**Written exercise**
Copy out without changes every line in the entries below, from the line containing "r-tick-label: 0 <box>244 219 250 230</box>" down to the line containing "axis-label: 素早さ <box>244 428 277 441</box>", with both of those lines included.

____________________

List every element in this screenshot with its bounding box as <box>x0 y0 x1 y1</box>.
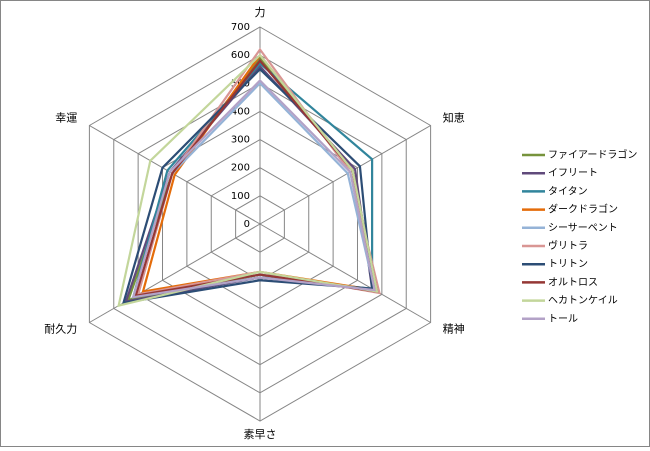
r-tick-label: 0 <box>244 219 250 230</box>
axis-label: 力 <box>255 6 266 19</box>
r-tick-label: 200 <box>231 163 250 174</box>
legend-label: ファイアードラゴン <box>548 148 637 161</box>
axis-spoke <box>259 125 431 225</box>
r-tick-label: 300 <box>231 135 250 146</box>
legend-label: タイタン <box>548 185 588 197</box>
legend-label: オルトロス <box>548 276 598 288</box>
axis-label: 精神 <box>443 322 465 336</box>
r-tick-label: 100 <box>231 191 250 202</box>
legend-label: トール <box>548 314 578 325</box>
legend-label: ヘカトンケイル <box>548 295 618 307</box>
r-tick-label: 700 <box>231 22 250 33</box>
r-tick-label: 400 <box>231 106 250 117</box>
axis-label: 知恵 <box>443 111 465 125</box>
legend-label: トリトン <box>548 259 588 270</box>
legend-label: シーサーペント <box>548 222 618 234</box>
series-line <box>131 78 376 299</box>
axis-spoke <box>259 223 431 323</box>
series-line <box>117 53 379 308</box>
r-tick-label: 600 <box>231 50 250 61</box>
legend-label: イフリート <box>548 168 598 179</box>
axis-label: 幸運 <box>55 112 77 125</box>
axis-label: 耐久力 <box>44 323 77 336</box>
axis-label: 素早さ <box>244 428 277 441</box>
legend-label: ヴリトラ <box>548 239 588 252</box>
legend-label: ダークドラゴン <box>548 203 618 216</box>
series-line <box>121 67 374 305</box>
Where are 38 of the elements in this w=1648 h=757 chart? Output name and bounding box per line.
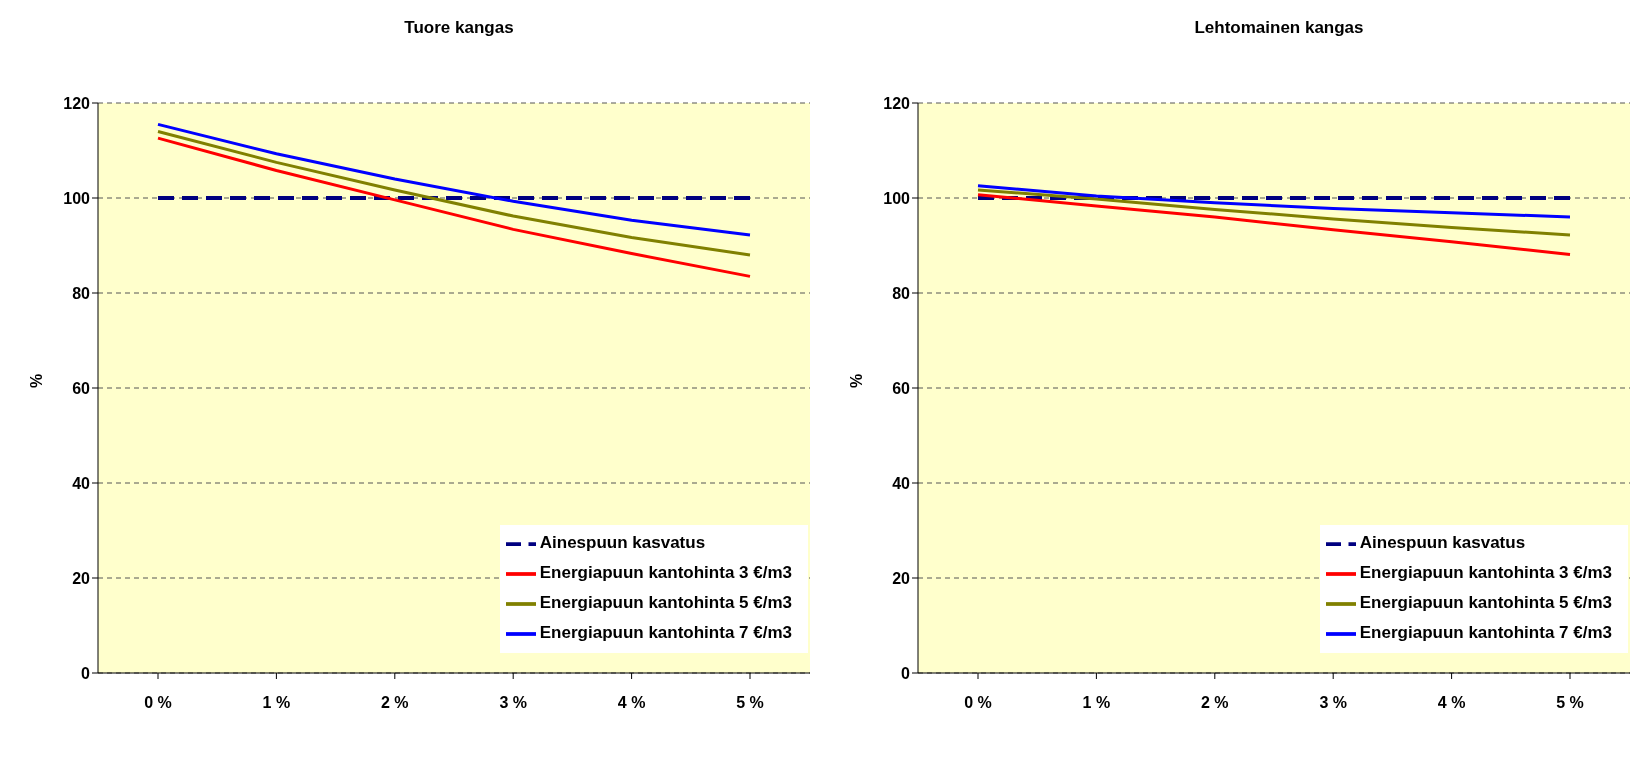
x-tick-label: 1 %: [1082, 694, 1111, 712]
y-tick-label: 100: [883, 189, 911, 207]
x-tick-label: 1 %: [262, 694, 291, 712]
chart-title: Tuore kangas: [403, 18, 515, 38]
y-tick-label: 20: [72, 569, 91, 587]
legend-label: Energiapuun kantohinta 5 €/m3: [539, 593, 792, 613]
x-tick-label: 4 %: [617, 694, 646, 712]
chart-title: Lehtomainen kangas: [1193, 18, 1365, 38]
x-tick-label: 3 %: [1319, 694, 1347, 712]
legend-label: Energiapuun kantohinta 7 €/m3: [1359, 623, 1612, 643]
y-axis-title: %: [847, 373, 865, 388]
x-tick-label: 4 %: [1437, 694, 1466, 712]
legend-label: Energiapuun kantohinta 3 €/m3: [1359, 563, 1612, 583]
x-tick-label: 0 %: [144, 694, 172, 712]
y-axis-title: %: [27, 373, 45, 388]
y-tick-label: 80: [892, 284, 911, 302]
y-tick-label: 20: [892, 569, 911, 587]
y-tick-label: 60: [892, 379, 911, 397]
legend-label: Energiapuun kantohinta 7 €/m3: [539, 623, 792, 643]
y-tick-label: 40: [72, 474, 91, 492]
legend-label: Ainespuun kasvatus: [539, 533, 706, 553]
legend-label: Energiapuun kantohinta 3 €/m3: [539, 563, 792, 583]
y-tick-label: 0: [81, 664, 91, 682]
x-tick-label: 5 %: [736, 694, 764, 712]
x-tick-label: 0 %: [964, 694, 992, 712]
y-tick-label: 40: [892, 474, 911, 492]
x-tick-label: 5 %: [1556, 694, 1584, 712]
x-tick-label: 2 %: [1201, 694, 1229, 712]
y-tick-label: 100: [63, 189, 91, 207]
x-tick-label: 3 %: [499, 694, 527, 712]
legend-label: Ainespuun kasvatus: [1359, 533, 1526, 553]
y-tick-label: 80: [72, 284, 91, 302]
y-tick-label: 120: [883, 94, 911, 112]
y-tick-label: 0: [901, 664, 911, 682]
x-tick-label: 2 %: [381, 694, 409, 712]
legend-label: Energiapuun kantohinta 5 €/m3: [1359, 593, 1612, 613]
y-tick-label: 120: [63, 94, 91, 112]
y-tick-label: 60: [72, 379, 91, 397]
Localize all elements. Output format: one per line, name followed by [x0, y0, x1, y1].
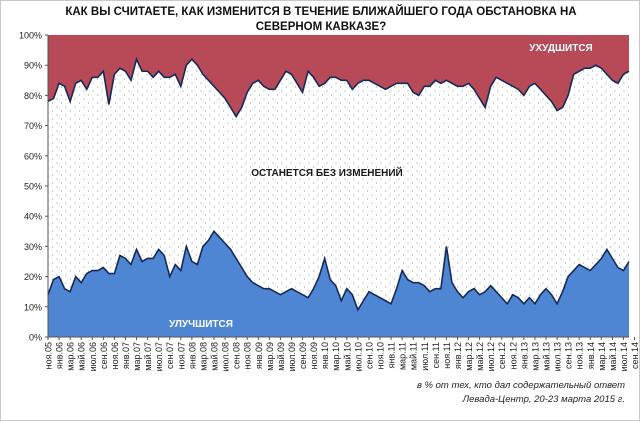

____________________

**Result of the exercise**
r-tick-label: 0 <box>244 219 250 230</box>
axis-label: 力 <box>255 6 266 19</box>
r-tick-label: 200 <box>231 163 250 174</box>
legend-label: ファイアードラゴン <box>548 148 637 161</box>
axis-spoke <box>259 125 431 225</box>
r-tick-label: 300 <box>231 135 250 146</box>
legend-label: タイタン <box>548 185 588 197</box>
legend-label: オルトロス <box>548 276 598 288</box>
axis-label: 精神 <box>443 322 465 336</box>
r-tick-label: 100 <box>231 191 250 202</box>
legend-label: トール <box>548 314 578 325</box>
legend-label: ヘカトンケイル <box>548 295 618 307</box>
r-tick-label: 700 <box>231 22 250 33</box>
r-tick-label: 400 <box>231 106 250 117</box>
axis-label: 知恵 <box>443 111 465 125</box>
legend-label: トリトン <box>548 259 588 270</box>
legend-label: シーサーペント <box>548 222 618 234</box>
series-line <box>131 78 376 299</box>
axis-spoke <box>259 223 431 323</box>
series-line <box>117 53 379 308</box>
r-tick-label: 600 <box>231 50 250 61</box>
legend-label: イフリート <box>548 168 598 179</box>
axis-label: 幸運 <box>55 112 77 125</box>
axis-label: 耐久力 <box>44 323 77 336</box>
axis-label: 素早さ <box>244 428 277 441</box>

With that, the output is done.